> _Stored data_:
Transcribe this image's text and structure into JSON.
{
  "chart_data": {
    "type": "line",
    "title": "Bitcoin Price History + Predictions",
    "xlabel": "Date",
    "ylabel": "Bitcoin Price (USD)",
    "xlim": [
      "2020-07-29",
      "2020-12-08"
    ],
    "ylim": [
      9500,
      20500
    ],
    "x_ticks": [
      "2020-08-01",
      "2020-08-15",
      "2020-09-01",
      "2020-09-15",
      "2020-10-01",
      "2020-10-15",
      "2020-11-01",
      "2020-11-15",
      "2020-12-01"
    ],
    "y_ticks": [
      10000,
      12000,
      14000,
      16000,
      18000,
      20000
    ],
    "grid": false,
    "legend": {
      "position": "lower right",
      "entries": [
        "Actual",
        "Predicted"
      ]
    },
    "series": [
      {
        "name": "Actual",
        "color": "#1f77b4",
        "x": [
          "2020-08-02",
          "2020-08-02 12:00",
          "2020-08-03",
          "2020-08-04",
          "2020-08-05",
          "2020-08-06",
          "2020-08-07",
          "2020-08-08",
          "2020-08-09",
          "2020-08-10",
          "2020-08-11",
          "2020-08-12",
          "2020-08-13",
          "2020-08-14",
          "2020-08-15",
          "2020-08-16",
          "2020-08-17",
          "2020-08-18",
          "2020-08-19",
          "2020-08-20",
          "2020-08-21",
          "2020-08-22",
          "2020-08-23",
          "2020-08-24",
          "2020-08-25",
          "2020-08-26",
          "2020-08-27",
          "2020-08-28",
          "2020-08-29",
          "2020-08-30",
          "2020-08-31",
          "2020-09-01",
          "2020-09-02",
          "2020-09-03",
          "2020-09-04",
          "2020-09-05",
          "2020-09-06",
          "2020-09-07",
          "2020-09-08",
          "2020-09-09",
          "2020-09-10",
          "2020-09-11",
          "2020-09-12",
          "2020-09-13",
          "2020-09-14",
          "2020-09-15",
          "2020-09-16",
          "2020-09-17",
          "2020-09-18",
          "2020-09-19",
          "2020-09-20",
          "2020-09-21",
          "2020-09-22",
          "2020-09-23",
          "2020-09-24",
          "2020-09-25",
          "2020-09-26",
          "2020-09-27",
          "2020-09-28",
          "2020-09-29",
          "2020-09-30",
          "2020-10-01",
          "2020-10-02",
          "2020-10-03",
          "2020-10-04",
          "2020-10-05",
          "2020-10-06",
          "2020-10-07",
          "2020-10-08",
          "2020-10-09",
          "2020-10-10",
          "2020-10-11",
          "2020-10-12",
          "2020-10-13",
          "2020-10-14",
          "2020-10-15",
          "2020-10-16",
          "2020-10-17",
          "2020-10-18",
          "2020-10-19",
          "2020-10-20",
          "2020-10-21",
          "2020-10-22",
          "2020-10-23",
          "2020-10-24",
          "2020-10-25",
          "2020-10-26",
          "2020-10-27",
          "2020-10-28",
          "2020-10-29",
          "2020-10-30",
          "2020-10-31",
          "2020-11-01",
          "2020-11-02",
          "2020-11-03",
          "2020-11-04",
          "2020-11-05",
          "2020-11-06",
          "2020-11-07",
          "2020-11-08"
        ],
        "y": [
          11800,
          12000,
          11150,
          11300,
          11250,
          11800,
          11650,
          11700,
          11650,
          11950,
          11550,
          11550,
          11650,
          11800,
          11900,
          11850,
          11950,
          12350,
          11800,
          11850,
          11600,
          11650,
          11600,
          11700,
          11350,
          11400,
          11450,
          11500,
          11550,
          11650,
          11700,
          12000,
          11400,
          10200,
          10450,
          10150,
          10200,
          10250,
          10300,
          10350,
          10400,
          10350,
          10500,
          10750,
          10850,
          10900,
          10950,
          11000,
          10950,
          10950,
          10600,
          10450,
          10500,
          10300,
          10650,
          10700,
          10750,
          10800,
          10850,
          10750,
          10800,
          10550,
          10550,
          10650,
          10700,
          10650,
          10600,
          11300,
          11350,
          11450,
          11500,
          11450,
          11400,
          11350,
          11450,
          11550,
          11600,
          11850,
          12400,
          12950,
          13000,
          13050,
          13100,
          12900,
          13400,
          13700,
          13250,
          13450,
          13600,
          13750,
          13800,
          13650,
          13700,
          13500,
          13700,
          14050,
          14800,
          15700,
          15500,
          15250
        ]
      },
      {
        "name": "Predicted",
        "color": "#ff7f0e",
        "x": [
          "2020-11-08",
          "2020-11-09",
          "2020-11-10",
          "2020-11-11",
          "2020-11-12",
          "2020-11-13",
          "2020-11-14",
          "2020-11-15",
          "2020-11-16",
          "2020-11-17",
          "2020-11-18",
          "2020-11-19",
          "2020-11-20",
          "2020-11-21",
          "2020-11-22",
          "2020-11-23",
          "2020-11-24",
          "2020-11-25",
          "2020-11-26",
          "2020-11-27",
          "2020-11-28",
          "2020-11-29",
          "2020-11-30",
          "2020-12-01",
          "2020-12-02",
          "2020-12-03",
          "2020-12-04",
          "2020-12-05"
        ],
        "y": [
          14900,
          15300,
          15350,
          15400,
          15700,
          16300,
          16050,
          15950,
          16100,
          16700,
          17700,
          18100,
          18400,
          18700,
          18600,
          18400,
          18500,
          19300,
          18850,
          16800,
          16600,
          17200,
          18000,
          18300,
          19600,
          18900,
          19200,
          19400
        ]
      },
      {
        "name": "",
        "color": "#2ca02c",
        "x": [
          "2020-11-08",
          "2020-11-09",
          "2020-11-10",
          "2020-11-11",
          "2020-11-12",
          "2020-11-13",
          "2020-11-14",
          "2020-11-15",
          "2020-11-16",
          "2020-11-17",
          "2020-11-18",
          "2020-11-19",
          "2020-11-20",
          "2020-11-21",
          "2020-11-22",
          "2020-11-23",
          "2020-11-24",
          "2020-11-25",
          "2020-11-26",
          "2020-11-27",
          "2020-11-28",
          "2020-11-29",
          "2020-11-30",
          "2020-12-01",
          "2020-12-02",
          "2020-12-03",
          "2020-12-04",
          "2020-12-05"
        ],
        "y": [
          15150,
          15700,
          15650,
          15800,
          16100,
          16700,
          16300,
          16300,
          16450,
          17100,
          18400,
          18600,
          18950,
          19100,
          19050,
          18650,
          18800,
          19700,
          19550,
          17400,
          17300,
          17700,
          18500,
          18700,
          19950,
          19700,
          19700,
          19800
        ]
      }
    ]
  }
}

> _Given exercise_: Each record above should be returned exactly as it appears.

> _Written response_:
Transcribe this image's text and structure into JSON.
{
  "chart_data": {
    "type": "line",
    "title": "Bitcoin Price History + Predictions",
    "xlabel": "Date",
    "ylabel": "Bitcoin Price (USD)",
    "xlim": [
      "2020-07-29",
      "2020-12-08"
    ],
    "ylim": [
      9500,
      20500
    ],
    "x_ticks": [
      "2020-08-01",
      "2020-08-15",
      "2020-09-01",
      "2020-09-15",
      "2020-10-01",
      "2020-10-15",
      "2020-11-01",
      "2020-11-15",
      "2020-12-01"
    ],
    "y_ticks": [
      10000,
      12000,
      14000,
      16000,
      18000,
      20000
    ],
    "grid": false,
    "legend": {
      "position": "lower right",
      "entries": [
        "Actual",
        "Predicted"
      ]
    },
    "series": [
      {
        "name": "Actual",
        "color": "#1f77b4",
        "x": [
          "2020-08-02",
          "2020-08-02 12:00",
          "2020-08-03",
          "2020-08-04",
          "2020-08-05",
          "2020-08-06",
          "2020-08-07",
          "2020-08-08",
          "2020-08-09",
          "2020-08-10",
          "2020-08-11",
          "2020-08-12",
          "2020-08-13",
          "2020-08-14",
          "2020-08-15",
          "2020-08-16",
          "2020-08-17",
          "2020-08-18",
          "2020-08-19",
          "2020-08-20",
          "2020-08-21",
          "2020-08-22",
          "2020-08-23",
          "2020-08-24",
          "2020-08-25",
          "2020-08-26",
          "2020-08-27",
          "2020-08-28",
          "2020-08-29",
          "2020-08-30",
          "2020-08-31",
          "2020-09-01",
          "2020-09-02",
          "2020-09-03",
          "2020-09-04",
          "2020-09-05",
          "2020-09-06",
          "2020-09-07",
          "2020-09-08",
          "2020-09-09",
          "2020-09-10",
          "2020-09-11",
          "2020-09-12",
          "2020-09-13",
          "2020-09-14",
          "2020-09-15",
          "2020-09-16",
          "2020-09-17",
          "2020-09-18",
          "2020-09-19",
          "2020-09-20",
          "2020-09-21",
          "2020-09-22",
          "2020-09-23",
          "2020-09-24",
          "2020-09-25",
          "2020-09-26",
          "2020-09-27",
          "2020-09-28",
          "2020-09-29",
          "2020-09-30",
          "2020-10-01",
          "2020-10-02",
          "2020-10-03",
          "2020-10-04",
          "2020-10-05",
          "2020-10-06",
          "2020-10-07",
          "2020-10-08",
          "2020-10-09",
          "2020-10-10",
          "2020-10-11",
          "2020-10-12",
          "2020-10-13",
          "2020-10-14",
          "2020-10-15",
          "2020-10-16",
          "2020-10-17",
          "2020-10-18",
          "2020-10-19",
          "2020-10-20",
          "2020-10-21",
          "2020-10-22",
          "2020-10-23",
          "2020-10-24",
          "2020-10-25",
          "2020-10-26",
          "2020-10-27",
          "2020-10-28",
          "2020-10-29",
          "2020-10-30",
          "2020-10-31",
          "2020-11-01",
          "2020-11-02",
          "2020-11-03",
          "2020-11-04",
          "2020-11-05",
          "2020-11-06",
          "2020-11-07",
          "2020-11-08"
        ],
        "y": [
          11800,
          12000,
          11150,
          11300,
          11250,
          11800,
          11650,
          11700,
          11650,
          11950,
          11550,
          11550,
          11650,
          11800,
          11900,
          11850,
          11950,
          12350,
          11800,
          11850,
          11600,
          11650,
          11600,
          11700,
          11350,
          11400,
          11450,
          11500,
          11550,
          11650,
          11700,
          12000,
          11400,
          10200,
          10450,
          10150,
          10200,
          10250,
          10300,
          10350,
          10400,
          10350,
          10500,
          10750,
          10850,
          10900,
          10950,
          11000,
          10950,
          10950,
          10600,
          10450,
          10500,
          10300,
          10650,
          10700,
          10750,
          10800,
          10850,
          10750,
          10800,
          10550,
          10550,
          10650,
          10700,
          10650,
          10600,
          11300,
          11350,
          11450,
          11500,
          11450,
          11400,
          11350,
          11450,
          11550,
          11600,
          11850,
          12400,
          12950,
          13000,
          13050,
          13100,
          12900,
          13400,
          13700,
          13250,
          13450,
          13600,
          13750,
          13800,
          13650,
          13700,
          13500,
          13700,
          14050,
          14800,
          15700,
          15500,
          15250
        ]
      },
      {
        "name": "Predicted",
        "color": "#ff7f0e",
        "x": [
          "2020-11-08",
          "2020-11-09",
          "2020-11-10",
          "2020-11-11",
          "2020-11-12",
          "2020-11-13",
          "2020-11-14",
          "2020-11-15",
          "2020-11-16",
          "2020-11-17",
          "2020-11-18",
          "2020-11-19",
          "2020-11-20",
          "2020-11-21",
          "2020-11-22",
          "2020-11-23",
          "2020-11-24",
          "2020-11-25",
          "2020-11-26",
          "2020-11-27",
          "2020-11-28",
          "2020-11-29",
          "2020-11-30",
          "2020-12-01",
          "2020-12-02",
          "2020-12-03",
          "2020-12-04",
          "2020-12-05"
        ],
        "y": [
          14900,
          15300,
          15350,
          15400,
          15700,
          16300,
          16050,
          15950,
          16100,
          16700,
          17700,
          18100,
          18400,
          18700,
          18600,
          18400,
          18500,
          19300,
          18850,
          16800,
          16600,
          17200,
          18000,
          18300,
          19600,
          18900,
          19200,
          19400
        ]
      },
      {
        "name": "",
        "color": "#2ca02c",
        "x": [
          "2020-11-08",
          "2020-11-09",
          "2020-11-10",
          "2020-11-11",
          "2020-11-12",
          "2020-11-13",
          "2020-11-14",
          "2020-11-15",
          "2020-11-16",
          "2020-11-17",
          "2020-11-18",
          "2020-11-19",
          "2020-11-20",
          "2020-11-21",
          "2020-11-22",
          "2020-11-23",
          "2020-11-24",
          "2020-11-25",
          "2020-11-26",
          "2020-11-27",
          "2020-11-28",
          "2020-11-29",
          "2020-11-30",
          "2020-12-01",
          "2020-12-02",
          "2020-12-03",
          "2020-12-04",
          "2020-12-05"
        ],
        "y": [
          15150,
          15700,
          15650,
          15800,
          16100,
          16700,
          16300,
          16300,
          16450,
          17100,
          18400,
          18600,
          18950,
          19100,
          19050,
          18650,
          18800,
          19700,
          19550,
          17400,
          17300,
          17700,
          18500,
          18700,
          19950,
          19700,
          19700,
          19800
        ]
      }
    ]
  }
}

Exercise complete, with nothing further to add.